───── Material shown
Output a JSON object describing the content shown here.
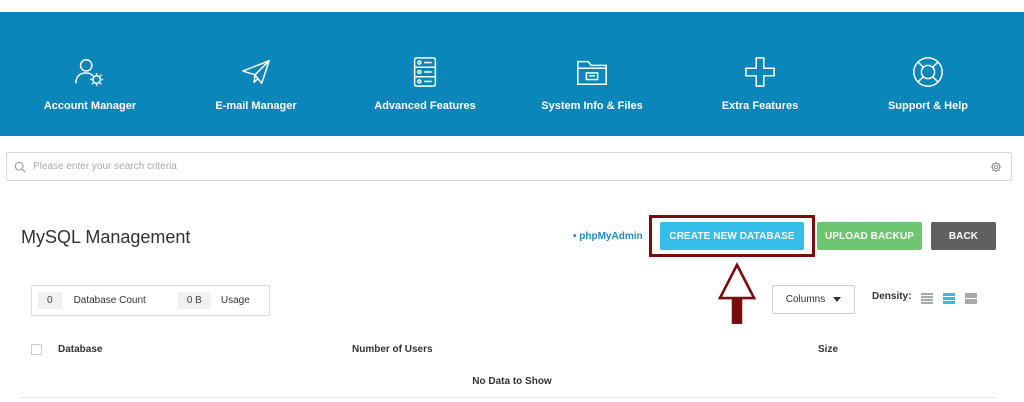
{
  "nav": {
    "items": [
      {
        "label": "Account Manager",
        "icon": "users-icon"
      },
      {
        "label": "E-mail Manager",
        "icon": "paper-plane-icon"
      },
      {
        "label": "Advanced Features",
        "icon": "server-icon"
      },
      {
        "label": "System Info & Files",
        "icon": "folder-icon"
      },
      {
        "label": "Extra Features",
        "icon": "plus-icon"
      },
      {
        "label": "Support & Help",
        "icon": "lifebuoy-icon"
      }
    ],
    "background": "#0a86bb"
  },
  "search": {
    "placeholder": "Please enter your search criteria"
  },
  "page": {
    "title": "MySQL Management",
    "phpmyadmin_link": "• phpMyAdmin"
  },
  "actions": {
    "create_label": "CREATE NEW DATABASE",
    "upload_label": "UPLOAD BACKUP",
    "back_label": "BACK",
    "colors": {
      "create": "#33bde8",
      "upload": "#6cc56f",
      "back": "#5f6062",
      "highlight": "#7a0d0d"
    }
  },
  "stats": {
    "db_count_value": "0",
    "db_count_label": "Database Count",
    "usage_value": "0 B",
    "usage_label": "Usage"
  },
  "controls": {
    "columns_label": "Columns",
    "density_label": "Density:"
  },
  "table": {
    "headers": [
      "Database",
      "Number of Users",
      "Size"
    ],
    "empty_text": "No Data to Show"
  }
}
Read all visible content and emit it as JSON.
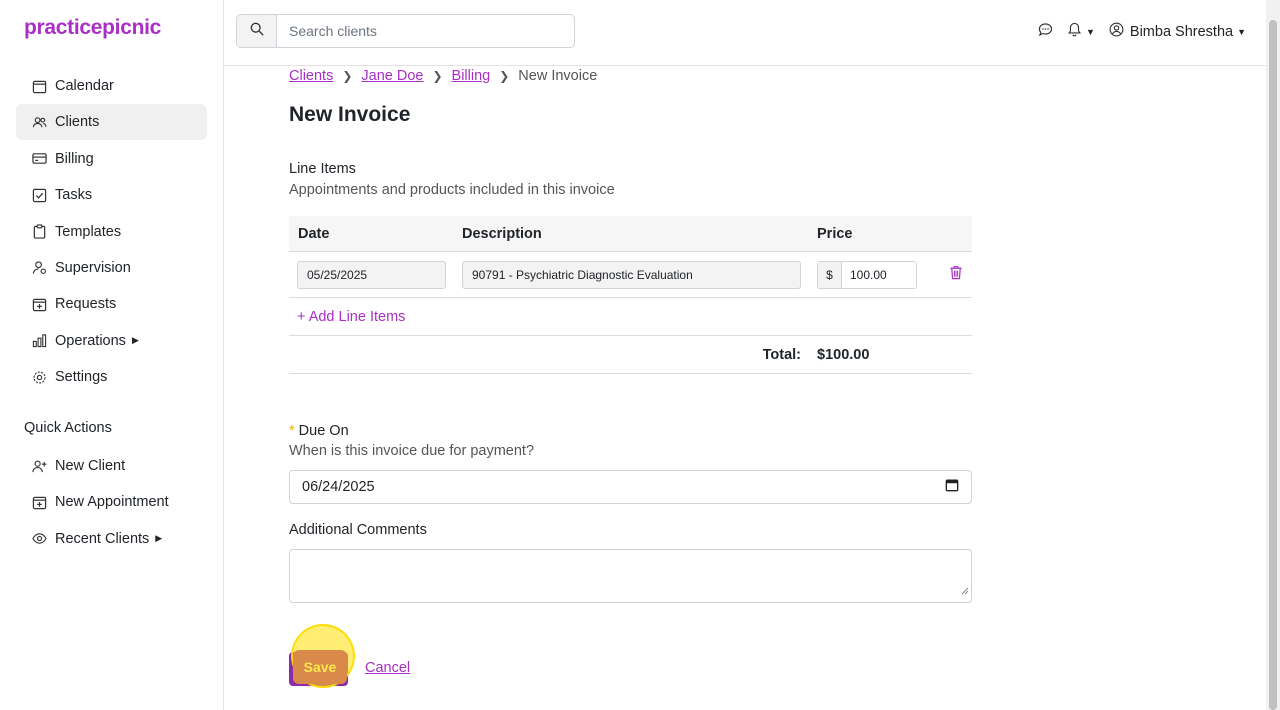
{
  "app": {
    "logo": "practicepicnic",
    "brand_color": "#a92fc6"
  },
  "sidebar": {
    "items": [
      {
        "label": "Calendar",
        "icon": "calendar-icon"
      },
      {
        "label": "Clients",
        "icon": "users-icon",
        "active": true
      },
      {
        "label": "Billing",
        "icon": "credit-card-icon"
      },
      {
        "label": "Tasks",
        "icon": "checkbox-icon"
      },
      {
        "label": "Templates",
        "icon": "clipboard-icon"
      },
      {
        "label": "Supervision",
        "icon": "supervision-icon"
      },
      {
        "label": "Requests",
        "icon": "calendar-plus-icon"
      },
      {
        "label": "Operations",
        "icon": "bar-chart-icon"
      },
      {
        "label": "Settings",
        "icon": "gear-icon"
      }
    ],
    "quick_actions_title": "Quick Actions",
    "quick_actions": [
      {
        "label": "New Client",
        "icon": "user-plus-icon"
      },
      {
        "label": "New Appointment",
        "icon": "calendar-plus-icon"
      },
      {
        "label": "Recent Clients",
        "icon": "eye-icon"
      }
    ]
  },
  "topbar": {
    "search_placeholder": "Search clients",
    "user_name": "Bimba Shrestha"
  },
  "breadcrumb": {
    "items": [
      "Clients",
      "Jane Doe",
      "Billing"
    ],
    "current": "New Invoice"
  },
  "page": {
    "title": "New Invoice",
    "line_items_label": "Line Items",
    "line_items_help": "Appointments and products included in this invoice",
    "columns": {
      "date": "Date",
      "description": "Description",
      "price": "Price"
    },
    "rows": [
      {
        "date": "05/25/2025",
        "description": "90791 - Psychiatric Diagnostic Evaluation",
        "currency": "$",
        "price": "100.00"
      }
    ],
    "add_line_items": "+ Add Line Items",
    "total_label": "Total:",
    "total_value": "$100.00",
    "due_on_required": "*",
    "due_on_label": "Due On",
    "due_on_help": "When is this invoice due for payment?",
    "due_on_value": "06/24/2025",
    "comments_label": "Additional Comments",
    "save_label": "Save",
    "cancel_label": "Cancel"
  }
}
──────────
───── Material shown
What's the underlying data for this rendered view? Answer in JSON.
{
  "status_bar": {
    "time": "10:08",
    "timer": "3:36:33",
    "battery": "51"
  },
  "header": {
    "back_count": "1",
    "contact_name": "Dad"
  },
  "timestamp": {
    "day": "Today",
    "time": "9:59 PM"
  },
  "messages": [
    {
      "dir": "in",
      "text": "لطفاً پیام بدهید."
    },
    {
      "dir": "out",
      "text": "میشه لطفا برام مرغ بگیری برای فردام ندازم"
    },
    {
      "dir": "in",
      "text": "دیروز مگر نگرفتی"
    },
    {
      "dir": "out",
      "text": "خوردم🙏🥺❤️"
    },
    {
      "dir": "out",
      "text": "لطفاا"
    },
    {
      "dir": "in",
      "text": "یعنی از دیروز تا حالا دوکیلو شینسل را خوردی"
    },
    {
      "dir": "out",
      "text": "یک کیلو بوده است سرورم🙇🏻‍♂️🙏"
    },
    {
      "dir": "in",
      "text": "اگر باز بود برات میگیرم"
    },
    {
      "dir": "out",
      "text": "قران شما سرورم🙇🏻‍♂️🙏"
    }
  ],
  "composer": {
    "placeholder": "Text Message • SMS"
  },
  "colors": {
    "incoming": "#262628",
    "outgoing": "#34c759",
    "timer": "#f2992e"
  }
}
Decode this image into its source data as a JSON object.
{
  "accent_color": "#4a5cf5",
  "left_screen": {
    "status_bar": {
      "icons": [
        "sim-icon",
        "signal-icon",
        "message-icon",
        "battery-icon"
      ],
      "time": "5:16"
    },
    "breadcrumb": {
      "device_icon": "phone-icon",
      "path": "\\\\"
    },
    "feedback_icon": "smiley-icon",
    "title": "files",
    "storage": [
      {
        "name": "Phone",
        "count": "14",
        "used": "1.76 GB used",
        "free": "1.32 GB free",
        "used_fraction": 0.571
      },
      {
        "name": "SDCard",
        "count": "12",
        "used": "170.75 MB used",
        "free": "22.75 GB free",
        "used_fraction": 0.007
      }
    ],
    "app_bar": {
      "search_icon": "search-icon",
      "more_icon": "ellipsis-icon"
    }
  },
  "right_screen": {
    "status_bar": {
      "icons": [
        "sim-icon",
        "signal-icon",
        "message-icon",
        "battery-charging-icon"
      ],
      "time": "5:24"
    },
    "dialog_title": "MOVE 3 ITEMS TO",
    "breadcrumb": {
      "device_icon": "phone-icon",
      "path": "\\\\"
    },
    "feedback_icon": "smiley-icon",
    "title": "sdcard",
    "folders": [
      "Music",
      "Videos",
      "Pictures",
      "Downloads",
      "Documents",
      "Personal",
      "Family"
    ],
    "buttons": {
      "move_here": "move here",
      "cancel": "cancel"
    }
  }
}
──────────
• Required work
Pull out every line of the records that includes the string "سرورم".

• Answer below
      "text": "یک کیلو بوده است سرورم🙇🏻‍♂️🙏"
      "text": "قران شما سرورم🙇🏻‍♂️🙏"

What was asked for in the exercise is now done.